_PROBLEM TO WORK ON_.
Every line of the material below must be repeated exactly.

_EXTRACTED INFORMATION_.

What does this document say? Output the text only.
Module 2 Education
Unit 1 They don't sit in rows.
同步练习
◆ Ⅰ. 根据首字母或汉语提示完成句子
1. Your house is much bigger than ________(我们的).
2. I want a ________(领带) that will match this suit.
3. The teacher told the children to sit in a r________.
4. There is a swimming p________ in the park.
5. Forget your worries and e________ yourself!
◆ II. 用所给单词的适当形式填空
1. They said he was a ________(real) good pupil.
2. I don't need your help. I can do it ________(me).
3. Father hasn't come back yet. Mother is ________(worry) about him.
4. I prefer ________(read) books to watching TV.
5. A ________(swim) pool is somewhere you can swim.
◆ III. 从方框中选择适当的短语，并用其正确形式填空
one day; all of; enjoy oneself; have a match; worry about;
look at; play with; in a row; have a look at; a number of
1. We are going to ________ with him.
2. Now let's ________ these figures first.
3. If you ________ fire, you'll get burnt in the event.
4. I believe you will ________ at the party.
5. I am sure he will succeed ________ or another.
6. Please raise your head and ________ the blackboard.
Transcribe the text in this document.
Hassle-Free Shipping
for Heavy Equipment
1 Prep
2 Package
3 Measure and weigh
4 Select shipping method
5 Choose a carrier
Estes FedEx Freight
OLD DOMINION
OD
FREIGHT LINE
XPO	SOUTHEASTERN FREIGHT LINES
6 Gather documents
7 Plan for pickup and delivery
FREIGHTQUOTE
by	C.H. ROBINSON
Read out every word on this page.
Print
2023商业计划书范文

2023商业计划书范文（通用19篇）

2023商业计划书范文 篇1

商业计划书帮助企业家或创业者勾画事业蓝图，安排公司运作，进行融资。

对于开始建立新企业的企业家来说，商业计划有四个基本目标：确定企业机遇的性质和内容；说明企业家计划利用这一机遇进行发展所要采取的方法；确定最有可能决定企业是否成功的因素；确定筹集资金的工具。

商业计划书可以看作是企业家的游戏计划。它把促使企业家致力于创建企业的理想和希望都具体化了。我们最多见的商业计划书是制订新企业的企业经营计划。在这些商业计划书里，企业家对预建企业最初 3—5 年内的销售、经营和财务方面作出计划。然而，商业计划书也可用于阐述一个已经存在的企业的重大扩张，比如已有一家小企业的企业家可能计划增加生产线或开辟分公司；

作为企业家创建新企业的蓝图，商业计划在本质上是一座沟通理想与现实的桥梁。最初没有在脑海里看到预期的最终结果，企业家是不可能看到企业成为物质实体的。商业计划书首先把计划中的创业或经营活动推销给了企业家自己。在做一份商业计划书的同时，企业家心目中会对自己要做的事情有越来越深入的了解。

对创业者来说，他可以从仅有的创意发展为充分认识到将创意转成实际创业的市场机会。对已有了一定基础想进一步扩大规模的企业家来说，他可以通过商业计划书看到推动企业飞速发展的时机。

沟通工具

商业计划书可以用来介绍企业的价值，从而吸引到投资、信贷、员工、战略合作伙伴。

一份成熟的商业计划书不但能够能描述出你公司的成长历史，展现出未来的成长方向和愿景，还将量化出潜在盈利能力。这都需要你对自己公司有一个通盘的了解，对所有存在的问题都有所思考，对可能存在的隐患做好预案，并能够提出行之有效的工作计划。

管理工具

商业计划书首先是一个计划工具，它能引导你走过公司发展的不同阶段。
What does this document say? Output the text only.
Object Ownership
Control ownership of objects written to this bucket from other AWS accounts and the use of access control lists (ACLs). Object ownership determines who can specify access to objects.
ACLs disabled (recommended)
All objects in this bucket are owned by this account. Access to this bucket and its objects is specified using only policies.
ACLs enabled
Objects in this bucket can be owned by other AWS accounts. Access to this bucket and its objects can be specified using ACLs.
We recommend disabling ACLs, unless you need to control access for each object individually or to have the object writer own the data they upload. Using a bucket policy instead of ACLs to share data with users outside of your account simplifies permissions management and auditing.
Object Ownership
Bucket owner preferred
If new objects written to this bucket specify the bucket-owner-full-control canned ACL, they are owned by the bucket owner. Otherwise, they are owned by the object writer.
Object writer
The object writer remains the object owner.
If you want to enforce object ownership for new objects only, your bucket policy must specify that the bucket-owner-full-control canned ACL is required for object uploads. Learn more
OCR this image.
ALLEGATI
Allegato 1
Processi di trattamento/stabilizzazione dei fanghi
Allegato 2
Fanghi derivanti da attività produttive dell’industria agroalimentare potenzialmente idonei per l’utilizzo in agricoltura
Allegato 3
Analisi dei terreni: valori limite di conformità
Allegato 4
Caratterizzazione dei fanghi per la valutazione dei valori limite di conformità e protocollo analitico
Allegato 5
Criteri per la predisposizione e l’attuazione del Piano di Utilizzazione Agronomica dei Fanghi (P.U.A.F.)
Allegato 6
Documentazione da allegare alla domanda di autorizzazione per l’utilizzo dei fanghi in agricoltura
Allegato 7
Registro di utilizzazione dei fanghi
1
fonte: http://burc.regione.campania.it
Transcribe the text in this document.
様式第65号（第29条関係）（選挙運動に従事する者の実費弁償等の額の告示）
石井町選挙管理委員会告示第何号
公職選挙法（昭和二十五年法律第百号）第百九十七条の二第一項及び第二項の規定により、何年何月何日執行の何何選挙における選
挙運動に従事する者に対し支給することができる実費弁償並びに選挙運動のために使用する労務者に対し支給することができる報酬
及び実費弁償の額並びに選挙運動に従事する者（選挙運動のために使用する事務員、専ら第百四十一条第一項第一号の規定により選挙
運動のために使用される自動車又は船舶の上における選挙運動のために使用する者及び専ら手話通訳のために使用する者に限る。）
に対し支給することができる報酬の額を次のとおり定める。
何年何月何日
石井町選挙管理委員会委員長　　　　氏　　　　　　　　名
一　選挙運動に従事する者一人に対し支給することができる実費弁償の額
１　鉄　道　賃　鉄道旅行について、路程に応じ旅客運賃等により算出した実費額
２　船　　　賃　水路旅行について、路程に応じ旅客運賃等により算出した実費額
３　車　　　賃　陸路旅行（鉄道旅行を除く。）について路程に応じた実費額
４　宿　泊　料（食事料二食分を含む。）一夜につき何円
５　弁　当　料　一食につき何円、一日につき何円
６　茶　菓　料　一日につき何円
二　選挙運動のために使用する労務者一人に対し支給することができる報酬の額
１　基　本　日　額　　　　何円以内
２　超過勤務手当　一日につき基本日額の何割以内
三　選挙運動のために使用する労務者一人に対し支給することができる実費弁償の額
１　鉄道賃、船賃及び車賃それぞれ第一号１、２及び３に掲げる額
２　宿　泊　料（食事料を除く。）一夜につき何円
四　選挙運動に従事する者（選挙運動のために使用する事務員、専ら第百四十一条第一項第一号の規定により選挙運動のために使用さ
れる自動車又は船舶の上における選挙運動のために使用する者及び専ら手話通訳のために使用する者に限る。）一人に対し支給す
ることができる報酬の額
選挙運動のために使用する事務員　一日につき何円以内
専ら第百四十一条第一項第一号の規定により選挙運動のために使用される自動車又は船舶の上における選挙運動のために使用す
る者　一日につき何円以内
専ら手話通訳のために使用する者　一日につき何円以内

_TASK OUTPUT_.
What does this document say? Output the text only.
Module 2 Education
Unit 1 They don't sit in rows.
同步练习
◆ Ⅰ. 根据首字母或汉语提示完成句子
1. Your house is much bigger than ________(我们的).
2. I want a ________(领带) that will match this suit.
3. The teacher told the children to sit in a r________.
4. There is a swimming p________ in the park.
5. Forget your worries and e________ yourself!
◆ II. 用所给单词的适当形式填空
1. They said he was a ________(real) good pupil.
2. I don't need your help. I can do it ________(me).
3. Father hasn't come back yet. Mother is ________(worry) about him.
4. I prefer ________(read) books to watching TV.
5. A ________(swim) pool is somewhere you can swim.
◆ III. 从方框中选择适当的短语，并用其正确形式填空
one day; all of; enjoy oneself; have a match; worry about;
look at; play with; in a row; have a look at; a number of
1. We are going to ________ with him.
2. Now let's ________ these figures first.
3. If you ________ fire, you'll get burnt in the event.
4. I believe you will ________ at the party.
5. I am sure he will succeed ________ or another.
6. Please raise your head and ________ the blackboard.
Transcribe the text in this document.
Hassle-Free Shipping
for Heavy Equipment
1 Prep
2 Package
3 Measure and weigh
4 Select shipping method
5 Choose a carrier
Estes FedEx Freight
OLD DOMINION
OD
FREIGHT LINE
XPO	SOUTHEASTERN FREIGHT LINES
6 Gather documents
7 Plan for pickup and delivery
FREIGHTQUOTE
by	C.H. ROBINSON
Read out every word on this page.
Print
2023商业计划书范文

2023商业计划书范文（通用19篇）

2023商业计划书范文 篇1

商业计划书帮助企业家或创业者勾画事业蓝图，安排公司运作，进行融资。

对于开始建立新企业的企业家来说，商业计划有四个基本目标：确定企业机遇的性质和内容；说明企业家计划利用这一机遇进行发展所要采取的方法；确定最有可能决定企业是否成功的因素；确定筹集资金的工具。

商业计划书可以看作是企业家的游戏计划。它把促使企业家致力于创建企业的理想和希望都具体化了。我们最多见的商业计划书是制订新企业的企业经营计划。在这些商业计划书里，企业家对预建企业最初 3—5 年内的销售、经营和财务方面作出计划。然而，商业计划书也可用于阐述一个已经存在的企业的重大扩张，比如已有一家小企业的企业家可能计划增加生产线或开辟分公司；

作为企业家创建新企业的蓝图，商业计划在本质上是一座沟通理想与现实的桥梁。最初没有在脑海里看到预期的最终结果，企业家是不可能看到企业成为物质实体的。商业计划书首先把计划中的创业或经营活动推销给了企业家自己。在做一份商业计划书的同时，企业家心目中会对自己要做的事情有越来越深入的了解。

对创业者来说，他可以从仅有的创意发展为充分认识到将创意转成实际创业的市场机会。对已有了一定基础想进一步扩大规模的企业家来说，他可以通过商业计划书看到推动企业飞速发展的时机。

沟通工具

商业计划书可以用来介绍企业的价值，从而吸引到投资、信贷、员工、战略合作伙伴。

一份成熟的商业计划书不但能够能描述出你公司的成长历史，展现出未来的成长方向和愿景，还将量化出潜在盈利能力。这都需要你对自己公司有一个通盘的了解，对所有存在的问题都有所思考，对可能存在的隐患做好预案，并能够提出行之有效的工作计划。

管理工具

商业计划书首先是一个计划工具，它能引导你走过公司发展的不同阶段。
What does this document say? Output the text only.
Object Ownership
Control ownership of objects written to this bucket from other AWS accounts and the use of access control lists (ACLs). Object ownership determines who can specify access to objects.
ACLs disabled (recommended)
All objects in this bucket are owned by this account. Access to this bucket and its objects is specified using only policies.
ACLs enabled
Objects in this bucket can be owned by other AWS accounts. Access to this bucket and its objects can be specified using ACLs.
We recommend disabling ACLs, unless you need to control access for each object individually or to have the object writer own the data they upload. Using a bucket policy instead of ACLs to share data with users outside of your account simplifies permissions management and auditing.
Object Ownership
Bucket owner preferred
If new objects written to this bucket specify the bucket-owner-full-control canned ACL, they are owned by the bucket owner. Otherwise, they are owned by the object writer.
Object writer
The object writer remains the object owner.
If you want to enforce object ownership for new objects only, your bucket policy must specify that the bucket-owner-full-control canned ACL is required for object uploads. Learn more
OCR this image.
ALLEGATI
Allegato 1
Processi di trattamento/stabilizzazione dei fanghi
Allegato 2
Fanghi derivanti da attività produttive dell’industria agroalimentare potenzialmente idonei per l’utilizzo in agricoltura
Allegato 3
Analisi dei terreni: valori limite di conformità
Allegato 4
Caratterizzazione dei fanghi per la valutazione dei valori limite di conformità e protocollo analitico
Allegato 5
Criteri per la predisposizione e l’attuazione del Piano di Utilizzazione Agronomica dei Fanghi (P.U.A.F.)
Allegato 6
Documentazione da allegare alla domanda di autorizzazione per l’utilizzo dei fanghi in agricoltura
Allegato 7
Registro di utilizzazione dei fanghi
1
fonte: http://burc.regione.campania.it
Transcribe the text in this document.
様式第65号（第29条関係）（選挙運動に従事する者の実費弁償等の額の告示）
石井町選挙管理委員会告示第何号
公職選挙法（昭和二十五年法律第百号）第百九十七条の二第一項及び第二項の規定により、何年何月何日執行の何何選挙における選
挙運動に従事する者に対し支給することができる実費弁償並びに選挙運動のために使用する労務者に対し支給することができる報酬
及び実費弁償の額並びに選挙運動に従事する者（選挙運動のために使用する事務員、専ら第百四十一条第一項第一号の規定により選挙
運動のために使用される自動車又は船舶の上における選挙運動のために使用する者及び専ら手話通訳のために使用する者に限る。）
に対し支給することができる報酬の額を次のとおり定める。
何年何月何日
石井町選挙管理委員会委員長　　　　氏　　　　　　　　名
一　選挙運動に従事する者一人に対し支給することができる実費弁償の額
１　鉄　道　賃　鉄道旅行について、路程に応じ旅客運賃等により算出した実費額
２　船　　　賃　水路旅行について、路程に応じ旅客運賃等により算出した実費額
３　車　　　賃　陸路旅行（鉄道旅行を除く。）について路程に応じた実費額
４　宿　泊　料（食事料二食分を含む。）一夜につき何円
５　弁　当　料　一食につき何円、一日につき何円
６　茶　菓　料　一日につき何円
二　選挙運動のために使用する労務者一人に対し支給することができる報酬の額
１　基　本　日　額　　　　何円以内
２　超過勤務手当　一日につき基本日額の何割以内
三　選挙運動のために使用する労務者一人に対し支給することができる実費弁償の額
１　鉄道賃、船賃及び車賃それぞれ第一号１、２及び３に掲げる額
２　宿　泊　料（食事料を除く。）一夜につき何円
四　選挙運動に従事する者（選挙運動のために使用する事務員、専ら第百四十一条第一項第一号の規定により選挙運動のために使用さ
れる自動車又は船舶の上における選挙運動のために使用する者及び専ら手話通訳のために使用する者に限る。）一人に対し支給す
ることができる報酬の額
選挙運動のために使用する事務員　一日につき何円以内
専ら第百四十一条第一項第一号の規定により選挙運動のために使用される自動車又は船舶の上における選挙運動のために使用す
る者　一日につき何円以内
専ら手話通訳のために使用する者　一日につき何円以内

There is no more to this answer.